_Passage provided_
*****
Marginal costing definition:

According to ICMA London “marginal cost is the amount for any given volume of output by which aggregate costs are changed if the volume of output is increased or decreased by one unit”. Marginal costing is the technique of applying the concept of marginal cost in decision making process. Marginal costing is a technique that distinguishes between fixed and variable costs. The “marginal” cost of a product is its variable cost.

Applications of marginal costing: marginal costing is a very useful tool for management because of its following applications and merits:

A. Cost control:

Marginal costing divides the total cost into fixed and variable cost. Fixed cost can be controlled by the top management and that to a limited extent. Variable costs can be controlled by the lower level of management. Marginal cost by concentrating all efforts on the variable costs can control and thus provides a tool to the management for control of total cost.

In marginal costing fixed costs are not eliminated at all. These are shown separately as a deduction from the contribution instead of merging with cost of sales and inventories. This helps the management to have a control on fixed costs.

B. Profit planning:

Marginal costing helps the profit planning, i.e., planning for future operations in such a way as to maximize the profits to maintain a specified level of profit. Absorption costing fails to bring out the correct effect of change in sale price, variable cost are product mix on the profits of the concern but that is possible with the help of marginal costing.

Profits are increased or decreased as a consequence of fluctuations in selling prices, variable costs and sales quantities in case there is fixed capacity to produce and sell.

C. evaluation of performance:

The different products, departments, markets and sales divisions have different profit earning potentialities. Marginal cost analysis is very useful for evaluating the performance of each sector of a concern.

Performance evaluation is better done if distinction is made between fixed and variable expenses

D. Decision making:

The information provided by the total cost method is not sufficient in solving the management problems. Material costing techniques is used in providing assistance to the management in vital decision making, especially in dealing with the problems requiring short-term. Decisions where fixed costs are excluded.

The following are the important areas, where managerial problems are simplified by use of the marginal costing:

i. Fixation of selling price.

Ii. Key or limiting factor

iii. Make or by decisions

iv. Selection of a suitable product mix.

v. Effect of change in price.

vi. Maintaining a desired level of profit

vii. Alternative methods of production

viii. Diversification of products.

ix. Closing down or suspending activities.
*****
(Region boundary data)
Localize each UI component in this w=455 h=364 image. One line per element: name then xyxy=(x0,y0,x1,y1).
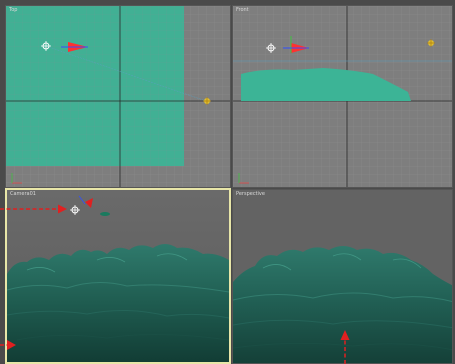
viewport-camera-canvas xyxy=(7,190,229,362)
viewport-top-label[interactable]: Top xyxy=(9,7,17,13)
viewport-perspective-label[interactable]: Perspective xyxy=(236,191,265,197)
viewport-top[interactable]: Top xyxy=(5,5,231,188)
viewport-camera-label[interactable]: Camera01 xyxy=(10,191,36,197)
target-icon[interactable] xyxy=(100,212,110,216)
viewport-front-label[interactable]: Front xyxy=(236,7,249,13)
viewport-front-canvas xyxy=(233,6,452,187)
viewport-perspective[interactable]: Perspective xyxy=(232,189,453,364)
viewport-front[interactable]: Front xyxy=(232,5,453,188)
viewport-perspective-canvas xyxy=(233,190,452,363)
viewport-camera[interactable]: Camera01 xyxy=(5,188,231,364)
viewport-top-canvas xyxy=(6,6,230,187)
terrain-mesh xyxy=(7,244,229,362)
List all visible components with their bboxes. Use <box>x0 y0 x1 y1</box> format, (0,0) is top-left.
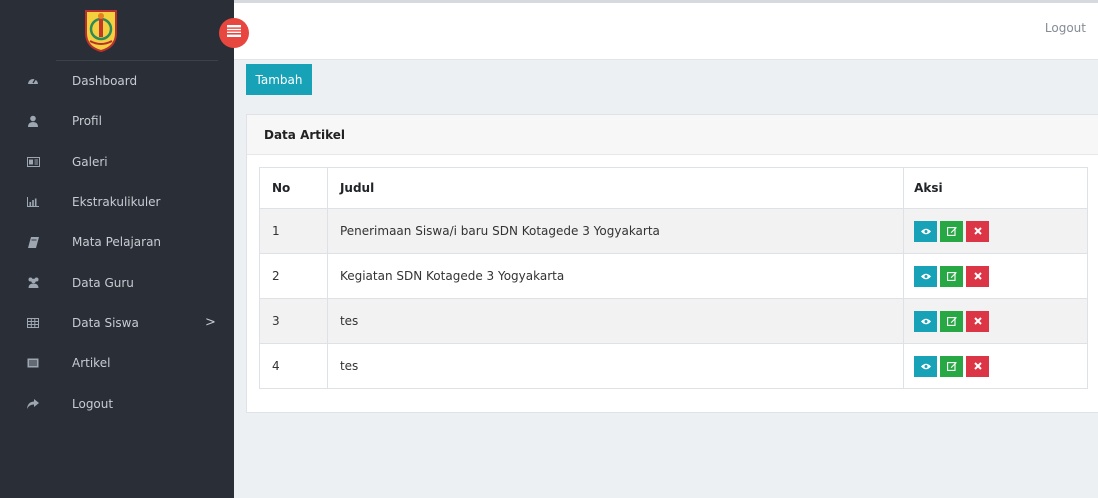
table-row: 4 tes <box>259 343 1088 389</box>
article-card: Data Artikel No Judul Aksi 1 Penerimaan … <box>246 114 1098 413</box>
cell-no: 3 <box>259 298 328 344</box>
cell-judul: Penerimaan Siswa/i baru SDN Kotagede 3 Y… <box>326 208 905 254</box>
sidebar-item-data-guru[interactable]: Data Guru <box>0 262 234 302</box>
delete-button[interactable] <box>966 310 990 332</box>
sidebar-item-label: Dashboard <box>72 74 138 89</box>
book-icon <box>26 235 40 249</box>
cell-no: 2 <box>259 253 328 299</box>
sidebar-item-label: Profil <box>72 114 102 129</box>
cell-no: 4 <box>259 343 328 389</box>
view-button[interactable] <box>914 310 938 332</box>
cell-no: 1 <box>259 208 328 254</box>
cell-actions <box>903 298 1088 344</box>
sidebar-item-dashboard[interactable]: Dashboard <box>0 61 234 101</box>
view-button[interactable] <box>914 265 938 287</box>
add-article-button[interactable]: Tambah <box>246 64 312 95</box>
gallery-icon <box>26 155 40 169</box>
table-row: 1 Penerimaan Siswa/i baru SDN Kotagede 3… <box>259 208 1088 254</box>
column-header-judul: Judul <box>326 167 905 209</box>
menu-icon <box>227 25 241 41</box>
user-icon <box>26 114 40 128</box>
table-row: 2 Kegiatan SDN Kotagede 3 Yogyakarta <box>259 253 1088 299</box>
sidebar-item-label: Mata Pelajaran <box>72 235 162 250</box>
card-title: Data Artikel <box>247 115 1098 155</box>
newspaper-icon <box>26 356 40 370</box>
edit-button[interactable] <box>940 310 964 332</box>
delete-button[interactable] <box>966 355 990 377</box>
sidebar-item-label: Data Siswa <box>72 315 139 330</box>
sidebar-item-artikel[interactable]: Artikel <box>0 343 234 383</box>
close-icon <box>973 362 982 370</box>
article-table: No Judul Aksi 1 Penerimaan Siswa/i baru … <box>259 167 1088 389</box>
delete-button[interactable] <box>966 265 990 287</box>
sidebar-item-mata-pelajaran[interactable]: Mata Pelajaran <box>0 222 234 262</box>
close-icon <box>973 227 982 235</box>
chevron-right-icon: > <box>205 315 216 331</box>
edit-icon <box>946 272 957 281</box>
edit-button[interactable] <box>940 220 964 242</box>
edit-icon <box>946 227 957 236</box>
eye-icon <box>920 273 931 279</box>
top-navbar: Logout <box>234 0 1098 60</box>
sidebar-item-galeri[interactable]: Galeri <box>0 142 234 182</box>
table-row: 3 tes <box>259 298 1088 344</box>
sidebar: Dashboard Profil Galeri Ekstrakulikuler … <box>0 0 234 498</box>
cell-actions <box>903 253 1088 299</box>
cell-judul: Kegiatan SDN Kotagede 3 Yogyakarta <box>326 253 905 299</box>
edit-icon <box>946 317 957 326</box>
sidebar-nav: Dashboard Profil Galeri Ekstrakulikuler … <box>0 61 234 424</box>
sidebar-item-profil[interactable]: Profil <box>0 101 234 141</box>
sidebar-item-label: Data Guru <box>72 275 134 290</box>
edit-button[interactable] <box>940 355 964 377</box>
sidebar-item-label: Logout <box>72 396 114 411</box>
eye-icon <box>920 228 931 234</box>
cell-actions <box>903 343 1088 389</box>
cell-actions <box>903 208 1088 254</box>
sidebar-item-label: Galeri <box>72 154 108 169</box>
sidebar-item-label: Artikel <box>72 356 111 371</box>
sidebar-item-ekstrakulikuler[interactable]: Ekstrakulikuler <box>0 182 234 222</box>
eye-icon <box>920 318 931 324</box>
delete-button[interactable] <box>966 220 990 242</box>
view-button[interactable] <box>914 355 938 377</box>
table-icon <box>26 316 40 330</box>
sidebar-item-label: Ekstrakulikuler <box>72 195 161 210</box>
users-icon <box>26 276 40 290</box>
sidebar-item-logout[interactable]: Logout <box>0 383 234 423</box>
close-icon <box>973 272 982 280</box>
cell-judul: tes <box>326 298 905 344</box>
edit-button[interactable] <box>940 265 964 287</box>
logout-link[interactable]: Logout <box>1045 21 1086 35</box>
table-header-row: No Judul Aksi <box>259 167 1088 209</box>
dashboard-icon <box>26 74 40 88</box>
column-header-aksi: Aksi <box>903 167 1088 209</box>
share-icon <box>26 397 40 411</box>
view-button[interactable] <box>914 220 938 242</box>
school-logo[interactable] <box>84 7 118 53</box>
sidebar-item-data-siswa[interactable]: Data Siswa > <box>0 303 234 343</box>
close-icon <box>973 317 982 325</box>
eye-icon <box>920 363 931 369</box>
cell-judul: tes <box>326 343 905 389</box>
bar-chart-icon <box>26 195 40 209</box>
menu-toggle-button[interactable] <box>219 18 249 48</box>
edit-icon <box>946 362 957 371</box>
column-header-no: No <box>259 167 328 209</box>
*****
_Objectives_
1: Reproduce the passage on marginal costing word for word, starting with "iii. Make or" and going on through "or suspending activities.".
2: Write out the records word for word, from their first line through the line containing "List all visible", including both ends. Leave out the pictures.

_Answers by task_
1:
iii. Make or by decisions

iv. Selection of a suitable product mix.

v. Effect of change in price.

vi. Maintaining a desired level of profit

vii. Alternative methods of production

viii. Diversification of products.

ix. Closing down or suspending activities.

2:
Localize each UI component in this w=455 h=364 image. One line per element: name then xyxy=(x0,y0,x1,y1).
viewport-camera-canvas xyxy=(7,190,229,362)
viewport-top-label[interactable]: Top xyxy=(9,7,17,13)
viewport-perspective-label[interactable]: Perspective xyxy=(236,191,265,197)
viewport-top[interactable]: Top xyxy=(5,5,231,188)
viewport-camera-label[interactable]: Camera01 xyxy=(10,191,36,197)
target-icon[interactable] xyxy=(100,212,110,216)
viewport-front-label[interactable]: Front xyxy=(236,7,249,13)
viewport-front-canvas xyxy=(233,6,452,187)
viewport-perspective[interactable]: Perspective xyxy=(232,189,453,364)
viewport-front[interactable]: Front xyxy=(232,5,453,188)
viewport-perspective-canvas xyxy=(233,190,452,363)
viewport-camera[interactable]: Camera01 xyxy=(5,188,231,364)
viewport-top-canvas xyxy=(6,6,230,187)
terrain-mesh xyxy=(7,244,229,362)
List all visible components with their bboxes. Use <box>x0 y0 x1 y1</box> format, (0,0) is top-left.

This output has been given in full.